### INPUT DATA
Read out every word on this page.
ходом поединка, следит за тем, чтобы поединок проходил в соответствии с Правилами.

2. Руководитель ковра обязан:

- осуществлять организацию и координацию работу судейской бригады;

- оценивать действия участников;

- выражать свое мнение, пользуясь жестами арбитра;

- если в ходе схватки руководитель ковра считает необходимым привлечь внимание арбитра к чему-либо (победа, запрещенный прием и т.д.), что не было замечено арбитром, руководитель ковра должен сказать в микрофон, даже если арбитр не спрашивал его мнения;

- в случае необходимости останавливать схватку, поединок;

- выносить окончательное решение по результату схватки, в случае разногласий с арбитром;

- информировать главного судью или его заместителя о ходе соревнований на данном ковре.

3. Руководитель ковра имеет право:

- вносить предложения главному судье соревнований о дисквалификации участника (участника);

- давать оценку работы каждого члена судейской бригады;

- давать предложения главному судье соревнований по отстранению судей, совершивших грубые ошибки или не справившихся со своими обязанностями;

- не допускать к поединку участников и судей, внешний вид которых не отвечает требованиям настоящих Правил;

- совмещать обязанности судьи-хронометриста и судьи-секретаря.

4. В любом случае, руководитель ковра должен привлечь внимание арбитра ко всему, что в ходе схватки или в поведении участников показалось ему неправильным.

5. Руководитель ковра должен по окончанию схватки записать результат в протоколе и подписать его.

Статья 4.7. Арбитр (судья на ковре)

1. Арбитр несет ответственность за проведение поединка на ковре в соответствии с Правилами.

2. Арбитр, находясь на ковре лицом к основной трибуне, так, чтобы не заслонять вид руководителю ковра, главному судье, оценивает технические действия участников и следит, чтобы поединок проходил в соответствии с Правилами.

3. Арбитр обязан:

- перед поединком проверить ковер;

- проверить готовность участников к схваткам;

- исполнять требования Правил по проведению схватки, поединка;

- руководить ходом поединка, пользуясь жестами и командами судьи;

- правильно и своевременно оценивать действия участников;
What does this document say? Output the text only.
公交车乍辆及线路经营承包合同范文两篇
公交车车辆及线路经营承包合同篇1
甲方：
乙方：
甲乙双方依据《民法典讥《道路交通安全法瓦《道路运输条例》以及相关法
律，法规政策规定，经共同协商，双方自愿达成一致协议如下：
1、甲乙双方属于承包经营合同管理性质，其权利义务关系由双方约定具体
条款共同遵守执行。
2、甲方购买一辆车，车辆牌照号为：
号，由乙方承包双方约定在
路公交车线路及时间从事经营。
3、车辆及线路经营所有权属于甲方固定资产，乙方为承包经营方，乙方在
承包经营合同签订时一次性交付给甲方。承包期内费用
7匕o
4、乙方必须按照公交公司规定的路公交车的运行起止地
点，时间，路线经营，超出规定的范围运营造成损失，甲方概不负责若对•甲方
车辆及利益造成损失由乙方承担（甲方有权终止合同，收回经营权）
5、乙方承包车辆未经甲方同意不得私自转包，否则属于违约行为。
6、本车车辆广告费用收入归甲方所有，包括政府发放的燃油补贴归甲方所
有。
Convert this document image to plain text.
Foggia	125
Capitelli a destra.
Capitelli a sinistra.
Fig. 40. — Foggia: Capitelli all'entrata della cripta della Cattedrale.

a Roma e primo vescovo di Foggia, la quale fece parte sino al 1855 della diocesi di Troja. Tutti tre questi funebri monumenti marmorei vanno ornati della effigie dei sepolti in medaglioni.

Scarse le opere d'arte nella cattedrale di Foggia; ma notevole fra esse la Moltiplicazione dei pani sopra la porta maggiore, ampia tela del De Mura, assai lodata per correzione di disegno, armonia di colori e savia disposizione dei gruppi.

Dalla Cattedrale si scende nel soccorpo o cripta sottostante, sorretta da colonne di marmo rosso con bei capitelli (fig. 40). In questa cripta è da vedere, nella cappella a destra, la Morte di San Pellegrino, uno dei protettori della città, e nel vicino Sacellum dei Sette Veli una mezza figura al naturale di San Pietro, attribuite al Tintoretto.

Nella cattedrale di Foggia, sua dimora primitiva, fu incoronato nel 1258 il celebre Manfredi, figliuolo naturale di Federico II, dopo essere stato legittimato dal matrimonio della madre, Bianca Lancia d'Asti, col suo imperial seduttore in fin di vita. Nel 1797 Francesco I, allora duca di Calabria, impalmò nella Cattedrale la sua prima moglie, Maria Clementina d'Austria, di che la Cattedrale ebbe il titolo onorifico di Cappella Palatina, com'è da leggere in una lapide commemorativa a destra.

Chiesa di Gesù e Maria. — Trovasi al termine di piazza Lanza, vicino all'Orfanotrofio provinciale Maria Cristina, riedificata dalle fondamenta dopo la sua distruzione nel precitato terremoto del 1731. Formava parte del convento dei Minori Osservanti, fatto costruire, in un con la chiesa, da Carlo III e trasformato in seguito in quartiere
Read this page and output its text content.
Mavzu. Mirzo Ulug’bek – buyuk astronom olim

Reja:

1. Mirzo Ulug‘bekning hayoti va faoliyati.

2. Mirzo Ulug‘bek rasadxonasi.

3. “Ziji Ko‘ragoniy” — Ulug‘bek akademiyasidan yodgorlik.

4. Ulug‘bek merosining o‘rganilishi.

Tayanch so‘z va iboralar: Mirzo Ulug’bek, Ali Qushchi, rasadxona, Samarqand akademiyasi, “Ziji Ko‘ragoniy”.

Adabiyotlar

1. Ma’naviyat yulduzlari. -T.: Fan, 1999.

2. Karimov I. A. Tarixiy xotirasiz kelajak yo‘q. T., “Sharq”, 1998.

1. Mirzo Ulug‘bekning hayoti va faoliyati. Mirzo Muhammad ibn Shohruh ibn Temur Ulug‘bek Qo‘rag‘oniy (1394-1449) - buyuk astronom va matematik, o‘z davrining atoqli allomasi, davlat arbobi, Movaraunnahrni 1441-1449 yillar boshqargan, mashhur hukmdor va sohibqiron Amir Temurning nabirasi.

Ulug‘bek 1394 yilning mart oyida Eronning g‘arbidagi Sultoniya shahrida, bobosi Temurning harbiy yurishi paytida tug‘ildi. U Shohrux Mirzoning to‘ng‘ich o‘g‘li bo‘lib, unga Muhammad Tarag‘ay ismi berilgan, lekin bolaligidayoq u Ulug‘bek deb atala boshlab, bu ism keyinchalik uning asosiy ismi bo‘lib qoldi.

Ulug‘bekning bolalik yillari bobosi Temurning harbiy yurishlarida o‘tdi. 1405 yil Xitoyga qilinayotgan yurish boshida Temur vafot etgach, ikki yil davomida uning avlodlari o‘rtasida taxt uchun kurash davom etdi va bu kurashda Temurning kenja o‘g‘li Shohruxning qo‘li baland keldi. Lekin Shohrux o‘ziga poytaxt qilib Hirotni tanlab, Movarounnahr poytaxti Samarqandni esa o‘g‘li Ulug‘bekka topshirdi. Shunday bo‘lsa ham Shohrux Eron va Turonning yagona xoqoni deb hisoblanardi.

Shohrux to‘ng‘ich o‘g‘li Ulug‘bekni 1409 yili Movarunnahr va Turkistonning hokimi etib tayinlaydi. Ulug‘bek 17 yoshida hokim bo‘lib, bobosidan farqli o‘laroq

### DESCRIPTION OF THE TASK
Wherever the string "жестами" appears in the entries above, list that line.

### WRITTEN RESPONSE
- выражать свое мнение, пользуясь жестами арбитра;
- руководить ходом поединка, пользуясь жестами и командами судьи;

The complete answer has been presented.